**Source data**
————————
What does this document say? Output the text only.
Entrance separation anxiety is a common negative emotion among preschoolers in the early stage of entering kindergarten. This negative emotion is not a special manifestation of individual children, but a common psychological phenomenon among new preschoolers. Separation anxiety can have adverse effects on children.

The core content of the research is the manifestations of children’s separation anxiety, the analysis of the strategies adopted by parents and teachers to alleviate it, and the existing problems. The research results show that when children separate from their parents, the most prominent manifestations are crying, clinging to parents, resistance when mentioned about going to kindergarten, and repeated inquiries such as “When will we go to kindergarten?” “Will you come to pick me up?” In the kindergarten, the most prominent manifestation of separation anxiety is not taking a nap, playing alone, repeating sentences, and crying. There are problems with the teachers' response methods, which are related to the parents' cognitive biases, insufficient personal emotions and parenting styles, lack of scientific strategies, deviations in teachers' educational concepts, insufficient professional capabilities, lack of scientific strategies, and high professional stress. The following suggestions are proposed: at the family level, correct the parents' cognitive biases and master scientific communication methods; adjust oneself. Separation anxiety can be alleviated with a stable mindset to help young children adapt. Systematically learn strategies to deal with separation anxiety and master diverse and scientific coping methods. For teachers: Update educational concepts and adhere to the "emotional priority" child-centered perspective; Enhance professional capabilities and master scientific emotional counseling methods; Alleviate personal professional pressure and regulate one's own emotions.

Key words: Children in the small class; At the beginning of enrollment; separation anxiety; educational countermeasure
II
————————
**Task to carry out**
Your task is to reproduce the whole listing exactly.

**Problem solution**
What does this document say? Output the text only.
Entrance separation anxiety is a common negative emotion among preschoolers in the early stage of entering kindergarten. This negative emotion is not a special manifestation of individual children, but a common psychological phenomenon among new preschoolers. Separation anxiety can have adverse effects on children.

The core content of the research is the manifestations of children’s separation anxiety, the analysis of the strategies adopted by parents and teachers to alleviate it, and the existing problems. The research results show that when children separate from their parents, the most prominent manifestations are crying, clinging to parents, resistance when mentioned about going to kindergarten, and repeated inquiries such as “When will we go to kindergarten?” “Will you come to pick me up?” In the kindergarten, the most prominent manifestation of separation anxiety is not taking a nap, playing alone, repeating sentences, and crying. There are problems with the teachers' response methods, which are related to the parents' cognitive biases, insufficient personal emotions and parenting styles, lack of scientific strategies, deviations in teachers' educational concepts, insufficient professional capabilities, lack of scientific strategies, and high professional stress. The following suggestions are proposed: at the family level, correct the parents' cognitive biases and master scientific communication methods; adjust oneself. Separation anxiety can be alleviated with a stable mindset to help young children adapt. Systematically learn strategies to deal with separation anxiety and master diverse and scientific coping methods. For teachers: Update educational concepts and adhere to the "emotional priority" child-centered perspective; Enhance professional capabilities and master scientific emotional counseling methods; Alleviate personal professional pressure and regulate one's own emotions.

Key words: Children in the small class; At the beginning of enrollment; separation anxiety; educational countermeasure
II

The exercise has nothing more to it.